▸ **Directive**: Write out the records again, exactly, leaving none out.

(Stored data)
===
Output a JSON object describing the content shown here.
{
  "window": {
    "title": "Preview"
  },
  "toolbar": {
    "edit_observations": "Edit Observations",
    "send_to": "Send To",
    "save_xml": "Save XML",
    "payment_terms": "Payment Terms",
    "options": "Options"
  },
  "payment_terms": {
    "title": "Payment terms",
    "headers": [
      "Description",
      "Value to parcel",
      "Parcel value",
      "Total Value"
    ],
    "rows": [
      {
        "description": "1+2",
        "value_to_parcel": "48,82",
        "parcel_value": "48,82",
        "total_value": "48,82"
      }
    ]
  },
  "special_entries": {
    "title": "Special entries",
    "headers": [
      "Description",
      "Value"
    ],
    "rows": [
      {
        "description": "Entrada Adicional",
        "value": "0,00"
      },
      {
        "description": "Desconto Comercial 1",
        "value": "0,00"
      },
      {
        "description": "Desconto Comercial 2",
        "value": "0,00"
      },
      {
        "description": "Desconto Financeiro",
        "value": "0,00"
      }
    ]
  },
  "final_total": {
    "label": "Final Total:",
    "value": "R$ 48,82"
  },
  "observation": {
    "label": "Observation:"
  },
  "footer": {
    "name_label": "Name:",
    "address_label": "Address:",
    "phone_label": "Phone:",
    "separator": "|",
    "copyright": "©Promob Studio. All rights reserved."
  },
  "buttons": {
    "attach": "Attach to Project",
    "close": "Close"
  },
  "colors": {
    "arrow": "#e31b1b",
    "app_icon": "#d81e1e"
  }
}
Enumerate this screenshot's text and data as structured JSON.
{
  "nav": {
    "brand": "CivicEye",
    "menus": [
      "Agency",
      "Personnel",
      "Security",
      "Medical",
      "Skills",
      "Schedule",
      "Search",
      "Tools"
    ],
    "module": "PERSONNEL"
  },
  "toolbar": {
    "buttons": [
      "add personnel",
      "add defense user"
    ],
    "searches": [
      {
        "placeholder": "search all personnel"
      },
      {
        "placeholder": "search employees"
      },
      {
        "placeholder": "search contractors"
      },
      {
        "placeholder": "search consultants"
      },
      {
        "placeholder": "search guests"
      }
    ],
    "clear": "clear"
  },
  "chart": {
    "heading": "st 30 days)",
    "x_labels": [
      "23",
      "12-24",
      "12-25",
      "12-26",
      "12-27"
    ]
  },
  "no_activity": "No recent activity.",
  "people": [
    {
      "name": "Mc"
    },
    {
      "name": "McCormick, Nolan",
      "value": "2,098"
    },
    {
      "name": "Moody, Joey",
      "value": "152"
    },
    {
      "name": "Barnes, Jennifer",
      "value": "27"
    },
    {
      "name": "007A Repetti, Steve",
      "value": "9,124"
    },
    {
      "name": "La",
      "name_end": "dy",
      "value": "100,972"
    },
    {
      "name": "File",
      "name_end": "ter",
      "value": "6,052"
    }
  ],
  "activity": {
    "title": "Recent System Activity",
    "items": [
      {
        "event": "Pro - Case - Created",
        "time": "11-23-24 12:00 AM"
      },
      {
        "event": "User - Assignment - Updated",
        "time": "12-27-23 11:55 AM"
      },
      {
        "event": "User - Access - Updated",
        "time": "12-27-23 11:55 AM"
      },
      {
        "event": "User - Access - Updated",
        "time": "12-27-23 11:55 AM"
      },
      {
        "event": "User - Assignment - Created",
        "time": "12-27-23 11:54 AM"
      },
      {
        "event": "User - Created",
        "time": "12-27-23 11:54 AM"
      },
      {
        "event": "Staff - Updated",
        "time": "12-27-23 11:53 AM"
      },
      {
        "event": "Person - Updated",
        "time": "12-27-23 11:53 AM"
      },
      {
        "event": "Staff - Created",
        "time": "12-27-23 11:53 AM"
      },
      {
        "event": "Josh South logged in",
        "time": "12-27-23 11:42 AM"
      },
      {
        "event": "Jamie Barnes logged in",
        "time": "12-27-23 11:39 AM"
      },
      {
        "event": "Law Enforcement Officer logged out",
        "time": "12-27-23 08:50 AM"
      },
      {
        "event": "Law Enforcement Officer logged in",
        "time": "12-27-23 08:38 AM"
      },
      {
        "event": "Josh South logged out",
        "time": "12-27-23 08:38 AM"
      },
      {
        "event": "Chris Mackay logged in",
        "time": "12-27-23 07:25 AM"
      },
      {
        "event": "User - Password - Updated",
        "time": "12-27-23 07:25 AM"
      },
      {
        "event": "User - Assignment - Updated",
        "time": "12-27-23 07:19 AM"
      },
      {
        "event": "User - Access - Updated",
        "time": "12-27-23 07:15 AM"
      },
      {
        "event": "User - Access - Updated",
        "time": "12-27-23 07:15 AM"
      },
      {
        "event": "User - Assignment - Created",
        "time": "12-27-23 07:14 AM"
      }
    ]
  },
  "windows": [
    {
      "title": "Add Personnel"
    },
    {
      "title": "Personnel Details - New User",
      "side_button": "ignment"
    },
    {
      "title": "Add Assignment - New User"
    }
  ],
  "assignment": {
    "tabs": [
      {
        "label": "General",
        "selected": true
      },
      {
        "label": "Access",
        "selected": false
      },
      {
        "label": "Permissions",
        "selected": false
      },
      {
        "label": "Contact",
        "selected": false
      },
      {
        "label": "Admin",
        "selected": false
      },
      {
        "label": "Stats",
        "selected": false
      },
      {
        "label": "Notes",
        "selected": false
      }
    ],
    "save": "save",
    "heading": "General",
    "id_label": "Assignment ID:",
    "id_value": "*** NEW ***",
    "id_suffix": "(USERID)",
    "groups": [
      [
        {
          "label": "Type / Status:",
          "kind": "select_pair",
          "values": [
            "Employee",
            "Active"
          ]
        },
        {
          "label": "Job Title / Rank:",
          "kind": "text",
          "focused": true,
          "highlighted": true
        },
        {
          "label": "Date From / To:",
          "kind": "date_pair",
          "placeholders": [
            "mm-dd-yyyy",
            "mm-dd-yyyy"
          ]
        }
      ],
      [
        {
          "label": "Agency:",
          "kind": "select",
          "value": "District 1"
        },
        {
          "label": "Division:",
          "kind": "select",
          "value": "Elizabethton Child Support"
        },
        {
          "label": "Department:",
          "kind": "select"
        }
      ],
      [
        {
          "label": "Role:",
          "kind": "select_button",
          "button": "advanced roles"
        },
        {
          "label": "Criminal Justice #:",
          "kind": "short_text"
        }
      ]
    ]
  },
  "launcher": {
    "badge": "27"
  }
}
===
▸ **Output below**:
Output a JSON object describing the content shown here.
{
  "window": {
    "title": "Preview"
  },
  "toolbar": {
    "edit_observations": "Edit Observations",
    "send_to": "Send To",
    "save_xml": "Save XML",
    "payment_terms": "Payment Terms",
    "options": "Options"
  },
  "payment_terms": {
    "title": "Payment terms",
    "headers": [
      "Description",
      "Value to parcel",
      "Parcel value",
      "Total Value"
    ],
    "rows": [
      {
        "description": "1+2",
        "value_to_parcel": "48,82",
        "parcel_value": "48,82",
        "total_value": "48,82"
      }
    ]
  },
  "special_entries": {
    "title": "Special entries",
    "headers": [
      "Description",
      "Value"
    ],
    "rows": [
      {
        "description": "Entrada Adicional",
        "value": "0,00"
      },
      {
        "description": "Desconto Comercial 1",
        "value": "0,00"
      },
      {
        "description": "Desconto Comercial 2",
        "value": "0,00"
      },
      {
        "description": "Desconto Financeiro",
        "value": "0,00"
      }
    ]
  },
  "final_total": {
    "label": "Final Total:",
    "value": "R$ 48,82"
  },
  "observation": {
    "label": "Observation:"
  },
  "footer": {
    "name_label": "Name:",
    "address_label": "Address:",
    "phone_label": "Phone:",
    "separator": "|",
    "copyright": "©Promob Studio. All rights reserved."
  },
  "buttons": {
    "attach": "Attach to Project",
    "close": "Close"
  },
  "colors": {
    "arrow": "#e31b1b",
    "app_icon": "#d81e1e"
  }
}
Enumerate this screenshot's text and data as structured JSON.
{
  "nav": {
    "brand": "CivicEye",
    "menus": [
      "Agency",
      "Personnel",
      "Security",
      "Medical",
      "Skills",
      "Schedule",
      "Search",
      "Tools"
    ],
    "module": "PERSONNEL"
  },
  "toolbar": {
    "buttons": [
      "add personnel",
      "add defense user"
    ],
    "searches": [
      {
        "placeholder": "search all personnel"
      },
      {
        "placeholder": "search employees"
      },
      {
        "placeholder": "search contractors"
      },
      {
        "placeholder": "search consultants"
      },
      {
        "placeholder": "search guests"
      }
    ],
    "clear": "clear"
  },
  "chart": {
    "heading": "st 30 days)",
    "x_labels": [
      "23",
      "12-24",
      "12-25",
      "12-26",
      "12-27"
    ]
  },
  "no_activity": "No recent activity.",
  "people": [
    {
      "name": "Mc"
    },
    {
      "name": "McCormick, Nolan",
      "value": "2,098"
    },
    {
      "name": "Moody, Joey",
      "value": "152"
    },
    {
      "name": "Barnes, Jennifer",
      "value": "27"
    },
    {
      "name": "007A Repetti, Steve",
      "value": "9,124"
    },
    {
      "name": "La",
      "name_end": "dy",
      "value": "100,972"
    },
    {
      "name": "File",
      "name_end": "ter",
      "value": "6,052"
    }
  ],
  "activity": {
    "title": "Recent System Activity",
    "items": [
      {
        "event": "Pro - Case - Created",
        "time": "11-23-24 12:00 AM"
      },
      {
        "event": "User - Assignment - Updated",
        "time": "12-27-23 11:55 AM"
      },
      {
        "event": "User - Access - Updated",
        "time": "12-27-23 11:55 AM"
      },
      {
        "event": "User - Access - Updated",
        "time": "12-27-23 11:55 AM"
      },
      {
        "event": "User - Assignment - Created",
        "time": "12-27-23 11:54 AM"
      },
      {
        "event": "User - Created",
        "time": "12-27-23 11:54 AM"
      },
      {
        "event": "Staff - Updated",
        "time": "12-27-23 11:53 AM"
      },
      {
        "event": "Person - Updated",
        "time": "12-27-23 11:53 AM"
      },
      {
        "event": "Staff - Created",
        "time": "12-27-23 11:53 AM"
      },
      {
        "event": "Josh South logged in",
        "time": "12-27-23 11:42 AM"
      },
      {
        "event": "Jamie Barnes logged in",
        "time": "12-27-23 11:39 AM"
      },
      {
        "event": "Law Enforcement Officer logged out",
        "time": "12-27-23 08:50 AM"
      },
      {
        "event": "Law Enforcement Officer logged in",
        "time": "12-27-23 08:38 AM"
      },
      {
        "event": "Josh South logged out",
        "time": "12-27-23 08:38 AM"
      },
      {
        "event": "Chris Mackay logged in",
        "time": "12-27-23 07:25 AM"
      },
      {
        "event": "User - Password - Updated",
        "time": "12-27-23 07:25 AM"
      },
      {
        "event": "User - Assignment - Updated",
        "time": "12-27-23 07:19 AM"
      },
      {
        "event": "User - Access - Updated",
        "time": "12-27-23 07:15 AM"
      },
      {
        "event": "User - Access - Updated",
        "time": "12-27-23 07:15 AM"
      },
      {
        "event": "User - Assignment - Created",
        "time": "12-27-23 07:14 AM"
      }
    ]
  },
  "windows": [
    {
      "title": "Add Personnel"
    },
    {
      "title": "Personnel Details - New User",
      "side_button": "ignment"
    },
    {
      "title": "Add Assignment - New User"
    }
  ],
  "assignment": {
    "tabs": [
      {
        "label": "General",
        "selected": true
      },
      {
        "label": "Access",
        "selected": false
      },
      {
        "label": "Permissions",
        "selected": false
      },
      {
        "label": "Contact",
        "selected": false
      },
      {
        "label": "Admin",
        "selected": false
      },
      {
        "label": "Stats",
        "selected": false
      },
      {
        "label": "Notes",
        "selected": false
      }
    ],
    "save": "save",
    "heading": "General",
    "id_label": "Assignment ID:",
    "id_value": "*** NEW ***",
    "id_suffix": "(USERID)",
    "groups": [
      [
        {
          "label": "Type / Status:",
          "kind": "select_pair",
          "values": [
            "Employee",
            "Active"
          ]
        },
        {
          "label": "Job Title / Rank:",
          "kind": "text",
          "focused": true,
          "highlighted": true
        },
        {
          "label": "Date From / To:",
          "kind": "date_pair",
          "placeholders": [
            "mm-dd-yyyy",
            "mm-dd-yyyy"
          ]
        }
      ],
      [
        {
          "label": "Agency:",
          "kind": "select",
          "value": "District 1"
        },
        {
          "label": "Division:",
          "kind": "select",
          "value": "Elizabethton Child Support"
        },
        {
          "label": "Department:",
          "kind": "select"
        }
      ],
      [
        {
          "label": "Role:",
          "kind": "select_button",
          "button": "advanced roles"
        },
        {
          "label": "Criminal Justice #:",
          "kind": "short_text"
        }
      ]
    ]
  },
  "launcher": {
    "badge": "27"
  }
}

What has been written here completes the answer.